** Work required **
In the records that follow, show each line where the word "Volume" is present.
· · ·
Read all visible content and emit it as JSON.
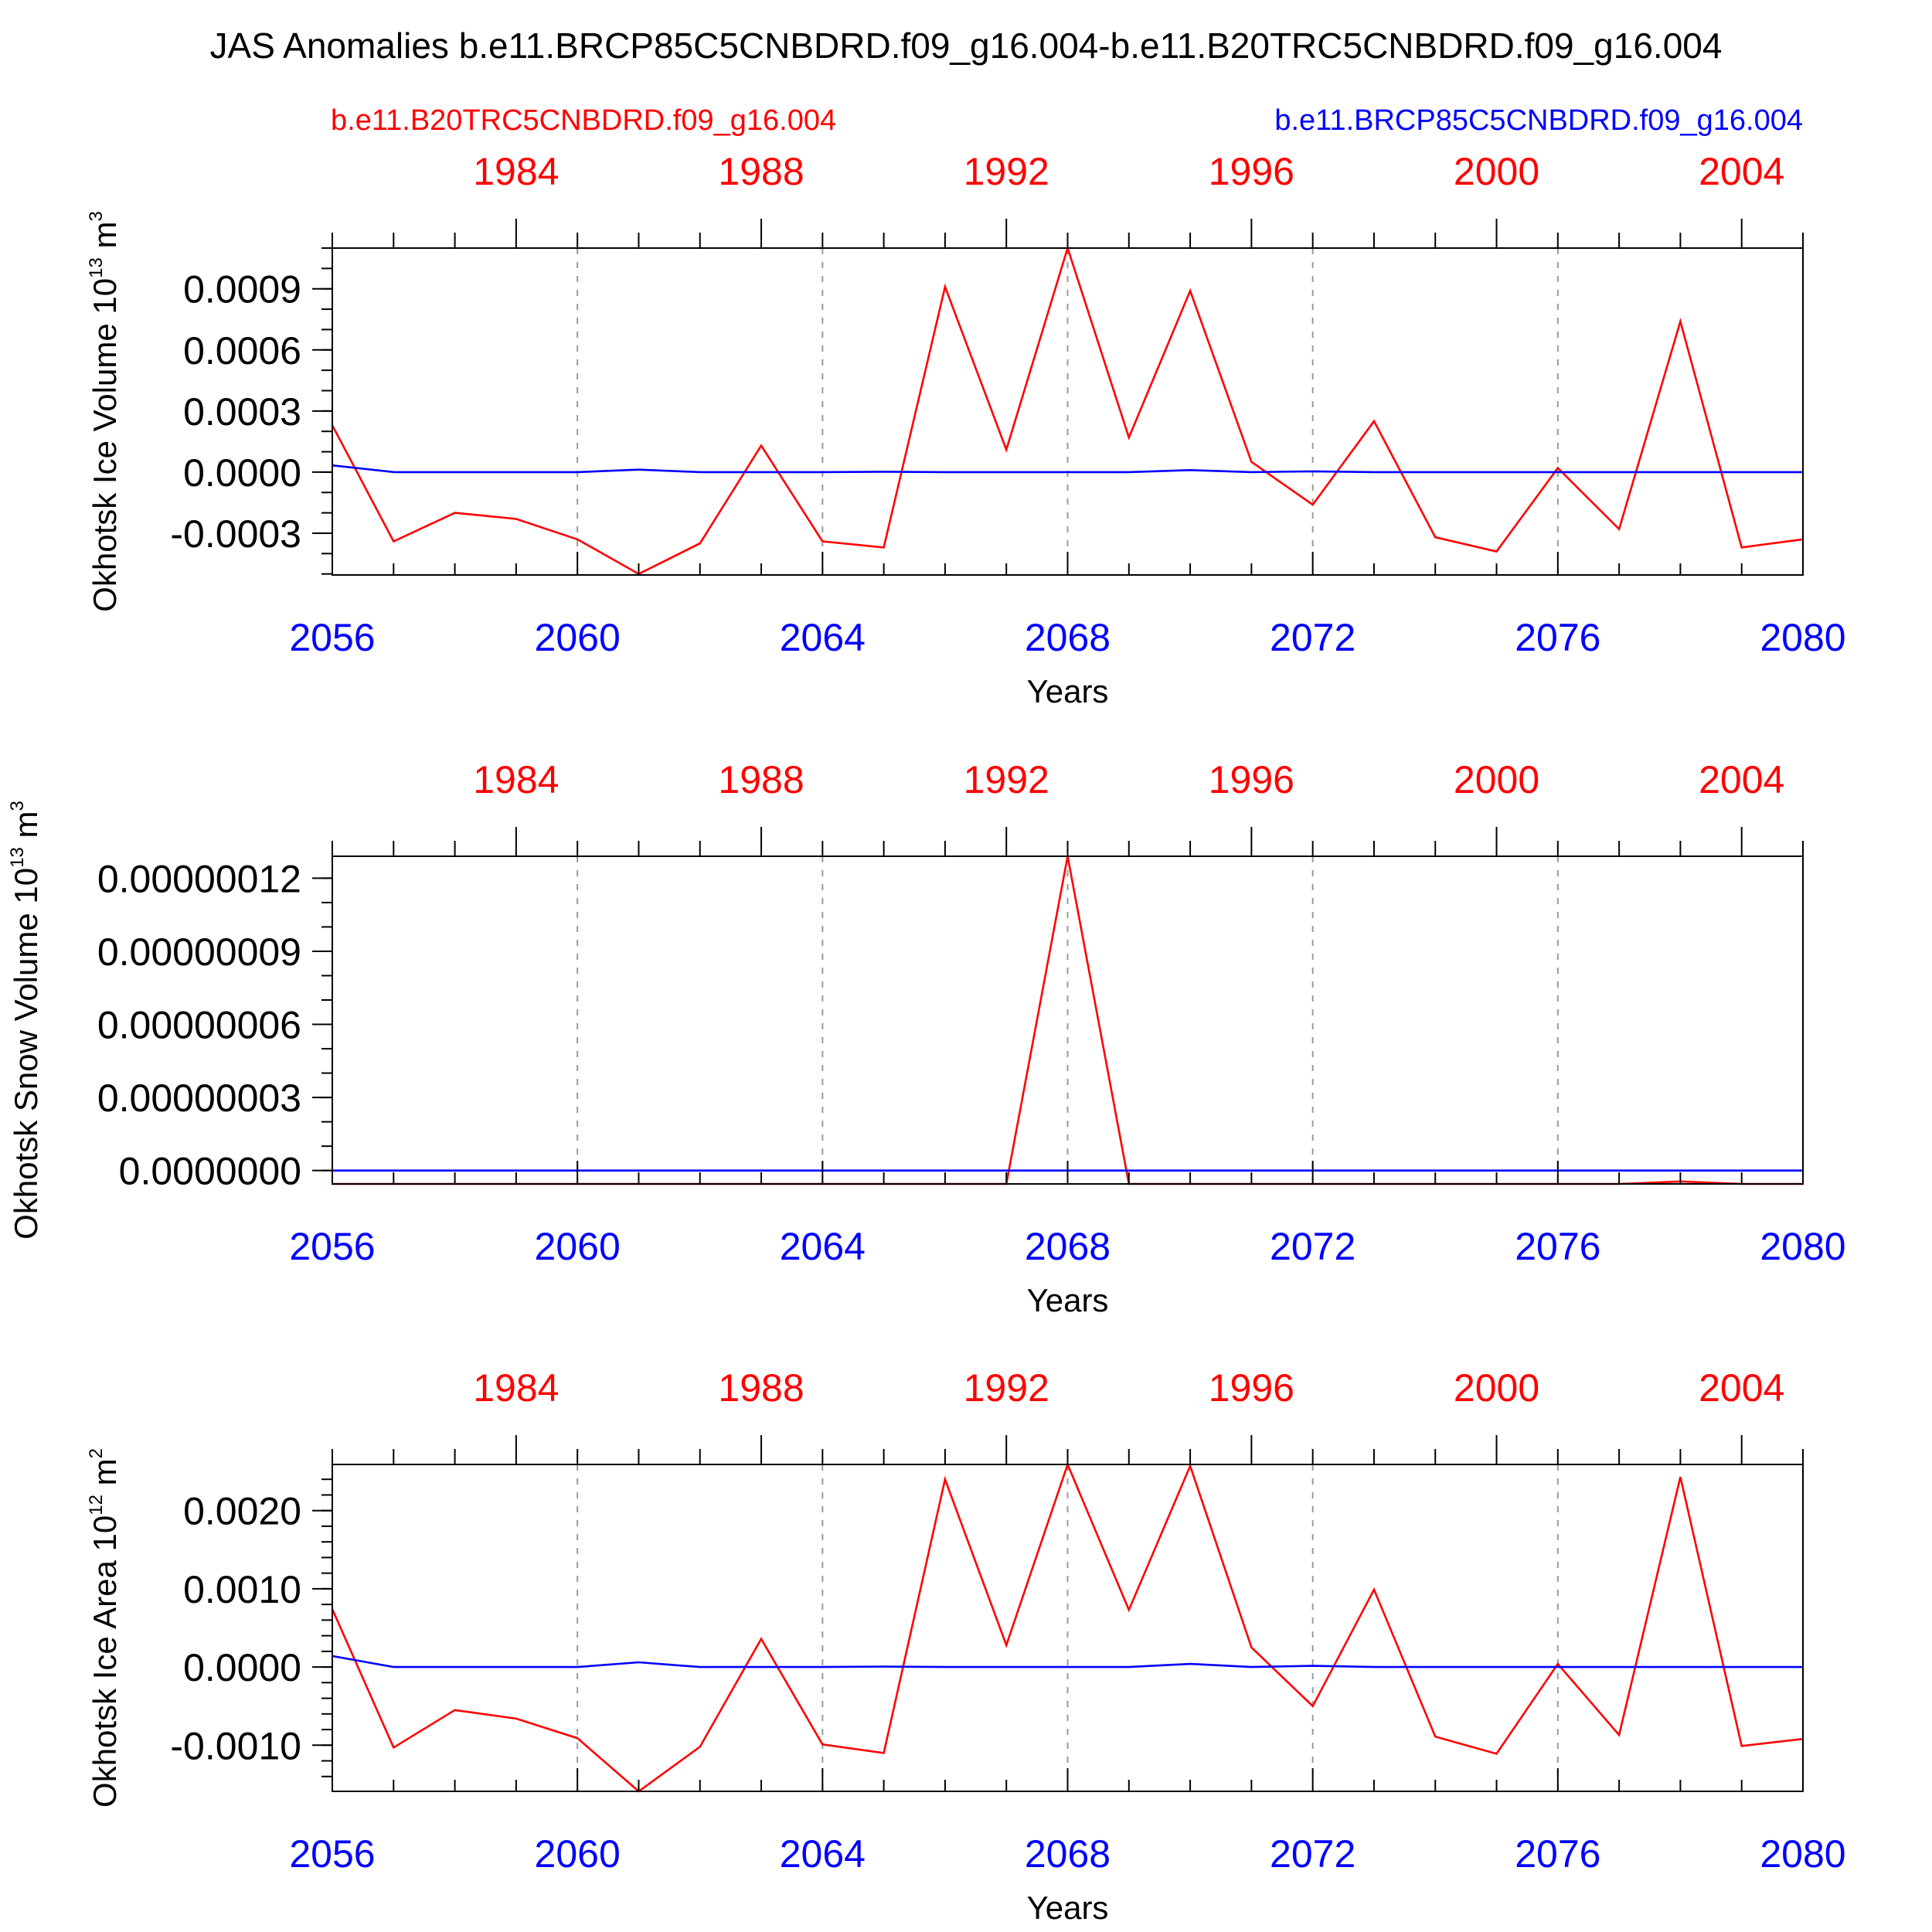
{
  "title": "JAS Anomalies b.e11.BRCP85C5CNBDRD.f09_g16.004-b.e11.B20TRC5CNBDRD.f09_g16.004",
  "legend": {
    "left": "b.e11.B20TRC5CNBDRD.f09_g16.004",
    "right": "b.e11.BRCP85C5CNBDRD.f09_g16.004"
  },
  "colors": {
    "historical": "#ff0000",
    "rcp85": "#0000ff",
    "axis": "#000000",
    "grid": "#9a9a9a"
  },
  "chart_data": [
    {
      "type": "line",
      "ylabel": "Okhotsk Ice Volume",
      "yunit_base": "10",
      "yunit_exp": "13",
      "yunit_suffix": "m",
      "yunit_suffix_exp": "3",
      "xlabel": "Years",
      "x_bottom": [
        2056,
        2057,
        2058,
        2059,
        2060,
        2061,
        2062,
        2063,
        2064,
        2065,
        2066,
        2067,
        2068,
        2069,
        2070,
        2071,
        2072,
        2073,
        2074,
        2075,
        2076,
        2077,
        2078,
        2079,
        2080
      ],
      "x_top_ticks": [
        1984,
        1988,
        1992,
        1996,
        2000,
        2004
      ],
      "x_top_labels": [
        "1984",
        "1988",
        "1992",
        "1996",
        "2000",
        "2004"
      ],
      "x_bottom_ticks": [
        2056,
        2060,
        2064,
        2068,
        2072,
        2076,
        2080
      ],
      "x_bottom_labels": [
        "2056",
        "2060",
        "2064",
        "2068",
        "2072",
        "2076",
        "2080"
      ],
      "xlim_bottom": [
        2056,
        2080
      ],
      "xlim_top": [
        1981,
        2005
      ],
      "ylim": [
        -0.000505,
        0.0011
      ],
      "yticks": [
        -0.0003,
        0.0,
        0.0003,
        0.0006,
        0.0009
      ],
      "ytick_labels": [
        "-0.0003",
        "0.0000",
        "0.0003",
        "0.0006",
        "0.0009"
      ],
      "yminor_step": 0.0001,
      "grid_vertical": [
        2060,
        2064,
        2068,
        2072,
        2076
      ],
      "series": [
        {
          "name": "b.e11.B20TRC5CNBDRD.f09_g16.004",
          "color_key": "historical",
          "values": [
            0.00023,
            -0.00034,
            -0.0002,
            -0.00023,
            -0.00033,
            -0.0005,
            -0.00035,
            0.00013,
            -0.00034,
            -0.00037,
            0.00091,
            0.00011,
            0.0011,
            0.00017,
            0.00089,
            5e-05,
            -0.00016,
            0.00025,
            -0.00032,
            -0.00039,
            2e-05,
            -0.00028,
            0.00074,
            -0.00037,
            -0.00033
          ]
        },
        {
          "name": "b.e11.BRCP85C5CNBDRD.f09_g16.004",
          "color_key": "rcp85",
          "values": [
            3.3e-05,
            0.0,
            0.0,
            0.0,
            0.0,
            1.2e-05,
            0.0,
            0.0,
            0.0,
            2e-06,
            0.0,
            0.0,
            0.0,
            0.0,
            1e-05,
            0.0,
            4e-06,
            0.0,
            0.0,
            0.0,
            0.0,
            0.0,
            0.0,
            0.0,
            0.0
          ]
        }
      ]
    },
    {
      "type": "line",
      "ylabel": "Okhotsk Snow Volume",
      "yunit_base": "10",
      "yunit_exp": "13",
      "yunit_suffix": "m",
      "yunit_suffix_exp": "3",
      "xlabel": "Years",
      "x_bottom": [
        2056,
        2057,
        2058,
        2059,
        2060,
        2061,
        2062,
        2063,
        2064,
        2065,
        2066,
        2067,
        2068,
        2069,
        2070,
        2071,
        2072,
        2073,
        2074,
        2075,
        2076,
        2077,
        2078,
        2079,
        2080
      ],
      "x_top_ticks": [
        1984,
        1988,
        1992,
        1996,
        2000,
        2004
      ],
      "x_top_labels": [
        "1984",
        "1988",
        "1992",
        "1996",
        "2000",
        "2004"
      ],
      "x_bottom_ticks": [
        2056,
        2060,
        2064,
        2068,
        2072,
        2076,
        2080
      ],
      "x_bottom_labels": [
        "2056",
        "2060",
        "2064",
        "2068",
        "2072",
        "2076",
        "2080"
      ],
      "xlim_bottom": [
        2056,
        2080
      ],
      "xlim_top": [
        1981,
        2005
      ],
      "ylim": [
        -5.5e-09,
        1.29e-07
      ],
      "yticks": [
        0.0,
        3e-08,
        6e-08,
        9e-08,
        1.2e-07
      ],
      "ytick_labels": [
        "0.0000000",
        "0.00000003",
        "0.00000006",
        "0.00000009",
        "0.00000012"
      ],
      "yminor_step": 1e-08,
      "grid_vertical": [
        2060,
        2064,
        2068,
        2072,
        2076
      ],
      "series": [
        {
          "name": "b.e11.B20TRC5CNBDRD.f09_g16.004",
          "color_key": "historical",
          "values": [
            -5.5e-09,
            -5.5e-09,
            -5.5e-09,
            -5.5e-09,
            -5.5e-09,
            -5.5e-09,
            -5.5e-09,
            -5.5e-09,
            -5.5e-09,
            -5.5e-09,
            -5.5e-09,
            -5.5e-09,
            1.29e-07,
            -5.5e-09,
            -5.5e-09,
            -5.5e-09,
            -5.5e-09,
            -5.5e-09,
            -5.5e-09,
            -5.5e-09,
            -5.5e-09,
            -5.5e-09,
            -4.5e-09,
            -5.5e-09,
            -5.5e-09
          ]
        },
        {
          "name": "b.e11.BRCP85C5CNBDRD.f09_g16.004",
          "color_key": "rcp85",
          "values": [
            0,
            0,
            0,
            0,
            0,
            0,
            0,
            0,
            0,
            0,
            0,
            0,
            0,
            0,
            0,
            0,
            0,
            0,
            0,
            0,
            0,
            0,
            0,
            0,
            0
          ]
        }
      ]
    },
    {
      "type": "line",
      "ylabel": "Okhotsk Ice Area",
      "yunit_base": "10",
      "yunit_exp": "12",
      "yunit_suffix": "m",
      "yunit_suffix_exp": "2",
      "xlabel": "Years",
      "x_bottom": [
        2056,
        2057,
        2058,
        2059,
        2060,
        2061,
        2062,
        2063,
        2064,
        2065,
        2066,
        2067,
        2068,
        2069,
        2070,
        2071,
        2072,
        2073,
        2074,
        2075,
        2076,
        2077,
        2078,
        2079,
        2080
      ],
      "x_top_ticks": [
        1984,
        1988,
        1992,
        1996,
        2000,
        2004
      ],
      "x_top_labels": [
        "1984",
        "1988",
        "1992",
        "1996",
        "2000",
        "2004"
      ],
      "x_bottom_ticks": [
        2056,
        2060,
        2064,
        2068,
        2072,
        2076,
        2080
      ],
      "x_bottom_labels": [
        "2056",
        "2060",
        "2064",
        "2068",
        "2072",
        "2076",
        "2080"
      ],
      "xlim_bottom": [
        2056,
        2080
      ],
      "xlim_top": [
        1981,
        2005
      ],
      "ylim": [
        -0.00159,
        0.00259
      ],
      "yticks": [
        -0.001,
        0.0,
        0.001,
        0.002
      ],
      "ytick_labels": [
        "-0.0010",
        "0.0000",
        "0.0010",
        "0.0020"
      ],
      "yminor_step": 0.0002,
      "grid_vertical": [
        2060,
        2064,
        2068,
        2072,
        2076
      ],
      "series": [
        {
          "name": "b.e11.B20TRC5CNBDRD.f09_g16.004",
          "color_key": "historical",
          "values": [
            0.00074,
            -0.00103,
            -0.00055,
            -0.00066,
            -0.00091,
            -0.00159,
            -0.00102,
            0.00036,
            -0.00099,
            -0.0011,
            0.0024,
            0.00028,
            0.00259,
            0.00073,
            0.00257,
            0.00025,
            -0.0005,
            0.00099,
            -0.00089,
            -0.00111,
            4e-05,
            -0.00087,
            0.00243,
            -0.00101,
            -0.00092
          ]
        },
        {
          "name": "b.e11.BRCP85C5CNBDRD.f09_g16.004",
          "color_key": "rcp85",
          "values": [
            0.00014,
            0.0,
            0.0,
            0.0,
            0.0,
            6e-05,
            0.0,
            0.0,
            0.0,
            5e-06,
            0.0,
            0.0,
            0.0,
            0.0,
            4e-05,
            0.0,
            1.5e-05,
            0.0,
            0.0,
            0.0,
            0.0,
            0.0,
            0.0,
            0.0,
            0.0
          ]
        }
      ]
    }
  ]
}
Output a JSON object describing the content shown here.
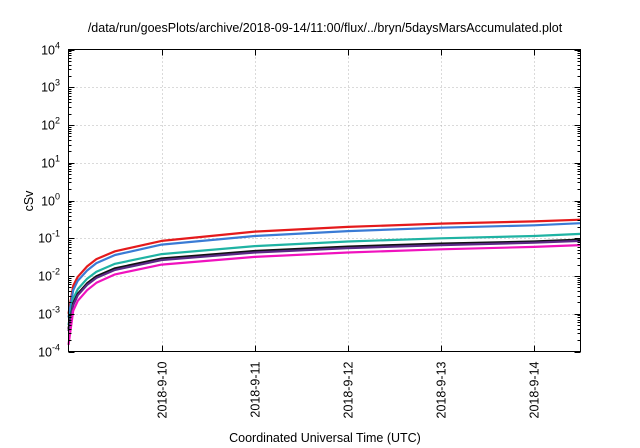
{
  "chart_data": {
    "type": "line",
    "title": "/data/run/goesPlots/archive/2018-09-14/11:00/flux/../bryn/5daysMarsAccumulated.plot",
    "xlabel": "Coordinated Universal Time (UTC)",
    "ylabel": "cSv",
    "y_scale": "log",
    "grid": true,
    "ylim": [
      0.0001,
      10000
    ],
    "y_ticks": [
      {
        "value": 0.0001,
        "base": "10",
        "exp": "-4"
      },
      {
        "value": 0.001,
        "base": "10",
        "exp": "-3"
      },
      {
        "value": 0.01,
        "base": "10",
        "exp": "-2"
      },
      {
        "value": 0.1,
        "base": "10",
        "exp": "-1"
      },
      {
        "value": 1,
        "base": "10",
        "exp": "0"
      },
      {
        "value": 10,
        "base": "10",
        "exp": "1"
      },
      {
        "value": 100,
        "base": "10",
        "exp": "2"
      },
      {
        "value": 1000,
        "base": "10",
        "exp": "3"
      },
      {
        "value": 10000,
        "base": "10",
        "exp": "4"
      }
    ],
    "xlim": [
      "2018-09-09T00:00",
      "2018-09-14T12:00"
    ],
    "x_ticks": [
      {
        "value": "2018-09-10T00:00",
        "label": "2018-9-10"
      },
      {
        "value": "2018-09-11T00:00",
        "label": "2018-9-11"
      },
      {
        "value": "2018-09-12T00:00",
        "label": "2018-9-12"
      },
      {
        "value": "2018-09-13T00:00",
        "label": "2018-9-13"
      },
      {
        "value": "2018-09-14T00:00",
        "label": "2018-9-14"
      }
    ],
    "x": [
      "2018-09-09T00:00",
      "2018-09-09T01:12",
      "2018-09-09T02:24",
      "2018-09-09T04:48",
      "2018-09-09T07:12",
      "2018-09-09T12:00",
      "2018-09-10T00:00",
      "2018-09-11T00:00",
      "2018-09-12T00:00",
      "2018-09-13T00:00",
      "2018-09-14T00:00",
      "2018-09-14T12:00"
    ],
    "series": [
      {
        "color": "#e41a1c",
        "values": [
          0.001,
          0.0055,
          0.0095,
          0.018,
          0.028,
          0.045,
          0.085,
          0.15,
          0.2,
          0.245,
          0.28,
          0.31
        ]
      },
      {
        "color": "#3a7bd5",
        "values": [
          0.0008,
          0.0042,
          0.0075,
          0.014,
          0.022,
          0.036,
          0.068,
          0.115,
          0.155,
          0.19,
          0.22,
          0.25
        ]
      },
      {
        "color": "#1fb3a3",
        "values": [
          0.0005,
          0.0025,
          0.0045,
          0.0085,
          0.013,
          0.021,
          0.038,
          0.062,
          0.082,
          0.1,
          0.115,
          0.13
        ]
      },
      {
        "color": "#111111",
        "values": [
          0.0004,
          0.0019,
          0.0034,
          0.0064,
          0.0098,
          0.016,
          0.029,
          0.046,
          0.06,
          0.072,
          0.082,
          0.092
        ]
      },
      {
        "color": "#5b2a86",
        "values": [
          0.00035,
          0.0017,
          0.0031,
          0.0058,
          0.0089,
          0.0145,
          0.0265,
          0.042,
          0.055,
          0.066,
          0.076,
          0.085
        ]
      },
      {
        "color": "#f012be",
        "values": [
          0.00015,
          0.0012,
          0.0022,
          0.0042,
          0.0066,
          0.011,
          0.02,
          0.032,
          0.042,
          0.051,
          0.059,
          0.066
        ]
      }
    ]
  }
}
· · ·
** Solution to this exercise **
      "ylabel": "Okhotsk Ice Volume",
      "ylabel": "Okhotsk Snow Volume",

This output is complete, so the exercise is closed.